--- START ---

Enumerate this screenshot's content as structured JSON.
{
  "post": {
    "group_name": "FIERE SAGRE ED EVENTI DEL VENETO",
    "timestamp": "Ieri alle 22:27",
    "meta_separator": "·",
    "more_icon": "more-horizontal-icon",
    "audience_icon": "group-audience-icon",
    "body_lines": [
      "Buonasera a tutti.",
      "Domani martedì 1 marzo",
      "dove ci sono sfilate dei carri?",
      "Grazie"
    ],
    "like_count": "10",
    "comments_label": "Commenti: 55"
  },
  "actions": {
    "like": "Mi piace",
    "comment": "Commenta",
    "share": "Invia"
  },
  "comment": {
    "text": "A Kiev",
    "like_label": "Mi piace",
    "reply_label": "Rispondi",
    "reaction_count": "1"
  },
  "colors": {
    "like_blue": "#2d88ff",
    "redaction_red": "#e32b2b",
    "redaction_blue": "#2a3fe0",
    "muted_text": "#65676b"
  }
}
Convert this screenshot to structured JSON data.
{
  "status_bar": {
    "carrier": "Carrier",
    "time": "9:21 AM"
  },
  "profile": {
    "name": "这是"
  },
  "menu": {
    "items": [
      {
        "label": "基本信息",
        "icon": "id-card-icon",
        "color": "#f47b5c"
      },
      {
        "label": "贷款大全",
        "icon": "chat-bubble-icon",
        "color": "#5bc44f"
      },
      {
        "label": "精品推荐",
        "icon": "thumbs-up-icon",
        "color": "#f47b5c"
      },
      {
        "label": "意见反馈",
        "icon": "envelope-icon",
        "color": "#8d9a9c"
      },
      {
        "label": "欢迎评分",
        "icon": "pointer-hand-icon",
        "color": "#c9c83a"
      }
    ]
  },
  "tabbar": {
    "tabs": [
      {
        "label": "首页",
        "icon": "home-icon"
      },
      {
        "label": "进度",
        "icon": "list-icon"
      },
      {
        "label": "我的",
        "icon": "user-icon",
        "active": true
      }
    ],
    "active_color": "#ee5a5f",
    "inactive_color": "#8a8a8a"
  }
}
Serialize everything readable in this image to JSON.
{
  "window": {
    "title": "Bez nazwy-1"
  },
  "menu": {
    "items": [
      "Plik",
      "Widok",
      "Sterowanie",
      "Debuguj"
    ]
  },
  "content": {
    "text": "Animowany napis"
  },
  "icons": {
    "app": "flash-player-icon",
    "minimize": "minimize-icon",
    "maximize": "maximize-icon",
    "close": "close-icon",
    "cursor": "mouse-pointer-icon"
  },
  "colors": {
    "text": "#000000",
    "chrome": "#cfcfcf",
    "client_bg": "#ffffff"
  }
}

--- END ---

Beginning at the line that holds "Serialize everything readable", write out word for word each line through the end of the records.

(Result):
Serialize everything readable in this image to JSON.
{
  "window": {
    "title": "Bez nazwy-1"
  },
  "menu": {
    "items": [
      "Plik",
      "Widok",
      "Sterowanie",
      "Debuguj"
    ]
  },
  "content": {
    "text": "Animowany napis"
  },
  "icons": {
    "app": "flash-player-icon",
    "minimize": "minimize-icon",
    "maximize": "maximize-icon",
    "close": "close-icon",
    "cursor": "mouse-pointer-icon"
  },
  "colors": {
    "text": "#000000",
    "chrome": "#cfcfcf",
    "client_bg": "#ffffff"
  }
}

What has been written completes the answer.